(PROBLEM DETAILS): Copy down all of the data underneath, exactly as shown.

(DATASET RECORDS):

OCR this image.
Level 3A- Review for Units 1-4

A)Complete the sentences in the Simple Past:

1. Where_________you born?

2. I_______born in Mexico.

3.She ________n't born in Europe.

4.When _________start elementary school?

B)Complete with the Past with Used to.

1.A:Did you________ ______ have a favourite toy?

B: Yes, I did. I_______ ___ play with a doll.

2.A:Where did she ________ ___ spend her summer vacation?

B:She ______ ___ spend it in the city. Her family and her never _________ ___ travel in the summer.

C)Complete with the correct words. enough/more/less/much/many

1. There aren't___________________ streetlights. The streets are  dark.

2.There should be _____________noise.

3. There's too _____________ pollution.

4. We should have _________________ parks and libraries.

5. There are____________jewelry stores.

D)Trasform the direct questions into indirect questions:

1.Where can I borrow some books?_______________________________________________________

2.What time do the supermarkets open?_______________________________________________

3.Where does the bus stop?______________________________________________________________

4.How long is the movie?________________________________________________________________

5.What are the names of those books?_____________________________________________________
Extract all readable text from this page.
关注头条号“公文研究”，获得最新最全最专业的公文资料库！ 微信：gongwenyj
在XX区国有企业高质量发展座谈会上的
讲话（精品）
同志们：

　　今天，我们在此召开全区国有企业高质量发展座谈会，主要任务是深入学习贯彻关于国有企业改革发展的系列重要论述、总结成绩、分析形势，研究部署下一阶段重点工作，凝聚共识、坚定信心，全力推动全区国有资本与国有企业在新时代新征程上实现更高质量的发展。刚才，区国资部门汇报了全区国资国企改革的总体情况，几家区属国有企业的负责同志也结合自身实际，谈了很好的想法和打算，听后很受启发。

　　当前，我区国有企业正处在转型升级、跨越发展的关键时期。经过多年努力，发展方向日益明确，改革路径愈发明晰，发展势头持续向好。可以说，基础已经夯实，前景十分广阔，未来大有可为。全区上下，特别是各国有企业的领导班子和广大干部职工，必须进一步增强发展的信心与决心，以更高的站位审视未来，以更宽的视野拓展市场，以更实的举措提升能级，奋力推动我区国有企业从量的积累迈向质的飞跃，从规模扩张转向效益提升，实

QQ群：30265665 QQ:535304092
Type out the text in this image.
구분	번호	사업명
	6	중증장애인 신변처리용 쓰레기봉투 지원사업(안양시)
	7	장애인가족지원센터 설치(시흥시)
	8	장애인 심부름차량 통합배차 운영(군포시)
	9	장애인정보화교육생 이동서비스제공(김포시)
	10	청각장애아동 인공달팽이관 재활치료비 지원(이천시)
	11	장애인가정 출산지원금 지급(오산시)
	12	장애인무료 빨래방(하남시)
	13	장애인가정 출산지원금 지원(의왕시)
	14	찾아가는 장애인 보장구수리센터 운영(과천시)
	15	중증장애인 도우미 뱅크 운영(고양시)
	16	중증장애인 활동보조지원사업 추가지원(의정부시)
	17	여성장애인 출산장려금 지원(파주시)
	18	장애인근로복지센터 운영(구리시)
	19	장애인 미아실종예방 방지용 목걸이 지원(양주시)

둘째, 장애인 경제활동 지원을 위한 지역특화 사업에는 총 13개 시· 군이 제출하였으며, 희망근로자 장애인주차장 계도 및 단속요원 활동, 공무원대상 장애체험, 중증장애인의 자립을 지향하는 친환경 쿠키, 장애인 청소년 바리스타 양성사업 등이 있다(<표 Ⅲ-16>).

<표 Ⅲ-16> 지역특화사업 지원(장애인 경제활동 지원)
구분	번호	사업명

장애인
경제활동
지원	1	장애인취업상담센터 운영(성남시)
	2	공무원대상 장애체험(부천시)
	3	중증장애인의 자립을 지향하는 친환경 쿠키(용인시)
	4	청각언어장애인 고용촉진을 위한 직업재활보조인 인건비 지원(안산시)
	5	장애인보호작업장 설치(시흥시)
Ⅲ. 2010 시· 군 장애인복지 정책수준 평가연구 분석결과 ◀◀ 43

(CORRECT OUTPUT):
OCR this image.
Level 3A- Review for Units 1-4

A)Complete the sentences in the Simple Past:

1. Where_________you born?

2. I_______born in Mexico.

3.She ________n't born in Europe.

4.When _________start elementary school?

B)Complete with the Past with Used to.

1.A:Did you________ ______ have a favourite toy?

B: Yes, I did. I_______ ___ play with a doll.

2.A:Where did she ________ ___ spend her summer vacation?

B:She ______ ___ spend it in the city. Her family and her never _________ ___ travel in the summer.

C)Complete with the correct words. enough/more/less/much/many

1. There aren't___________________ streetlights. The streets are  dark.

2.There should be _____________noise.

3. There's too _____________ pollution.

4. We should have _________________ parks and libraries.

5. There are____________jewelry stores.

D)Trasform the direct questions into indirect questions:

1.Where can I borrow some books?_______________________________________________________

2.What time do the supermarkets open?_______________________________________________

3.Where does the bus stop?______________________________________________________________

4.How long is the movie?________________________________________________________________

5.What are the names of those books?_____________________________________________________
Extract all readable text from this page.
关注头条号“公文研究”，获得最新最全最专业的公文资料库！ 微信：gongwenyj
在XX区国有企业高质量发展座谈会上的
讲话（精品）
同志们：

　　今天，我们在此召开全区国有企业高质量发展座谈会，主要任务是深入学习贯彻关于国有企业改革发展的系列重要论述、总结成绩、分析形势，研究部署下一阶段重点工作，凝聚共识、坚定信心，全力推动全区国有资本与国有企业在新时代新征程上实现更高质量的发展。刚才，区国资部门汇报了全区国资国企改革的总体情况，几家区属国有企业的负责同志也结合自身实际，谈了很好的想法和打算，听后很受启发。

　　当前，我区国有企业正处在转型升级、跨越发展的关键时期。经过多年努力，发展方向日益明确，改革路径愈发明晰，发展势头持续向好。可以说，基础已经夯实，前景十分广阔，未来大有可为。全区上下，特别是各国有企业的领导班子和广大干部职工，必须进一步增强发展的信心与决心，以更高的站位审视未来，以更宽的视野拓展市场，以更实的举措提升能级，奋力推动我区国有企业从量的积累迈向质的飞跃，从规模扩张转向效益提升，实

QQ群：30265665 QQ:535304092
Type out the text in this image.
구분	번호	사업명
	6	중증장애인 신변처리용 쓰레기봉투 지원사업(안양시)
	7	장애인가족지원센터 설치(시흥시)
	8	장애인 심부름차량 통합배차 운영(군포시)
	9	장애인정보화교육생 이동서비스제공(김포시)
	10	청각장애아동 인공달팽이관 재활치료비 지원(이천시)
	11	장애인가정 출산지원금 지급(오산시)
	12	장애인무료 빨래방(하남시)
	13	장애인가정 출산지원금 지원(의왕시)
	14	찾아가는 장애인 보장구수리센터 운영(과천시)
	15	중증장애인 도우미 뱅크 운영(고양시)
	16	중증장애인 활동보조지원사업 추가지원(의정부시)
	17	여성장애인 출산장려금 지원(파주시)
	18	장애인근로복지센터 운영(구리시)
	19	장애인 미아실종예방 방지용 목걸이 지원(양주시)

둘째, 장애인 경제활동 지원을 위한 지역특화 사업에는 총 13개 시· 군이 제출하였으며, 희망근로자 장애인주차장 계도 및 단속요원 활동, 공무원대상 장애체험, 중증장애인의 자립을 지향하는 친환경 쿠키, 장애인 청소년 바리스타 양성사업 등이 있다(<표 Ⅲ-16>).

<표 Ⅲ-16> 지역특화사업 지원(장애인 경제활동 지원)
구분	번호	사업명

장애인
경제활동
지원	1	장애인취업상담센터 운영(성남시)
	2	공무원대상 장애체험(부천시)
	3	중증장애인의 자립을 지향하는 친환경 쿠키(용인시)
	4	청각언어장애인 고용촉진을 위한 직업재활보조인 인건비 지원(안산시)
	5	장애인보호작업장 설치(시흥시)
Ⅲ. 2010 시· 군 장애인복지 정책수준 평가연구 분석결과 ◀◀ 43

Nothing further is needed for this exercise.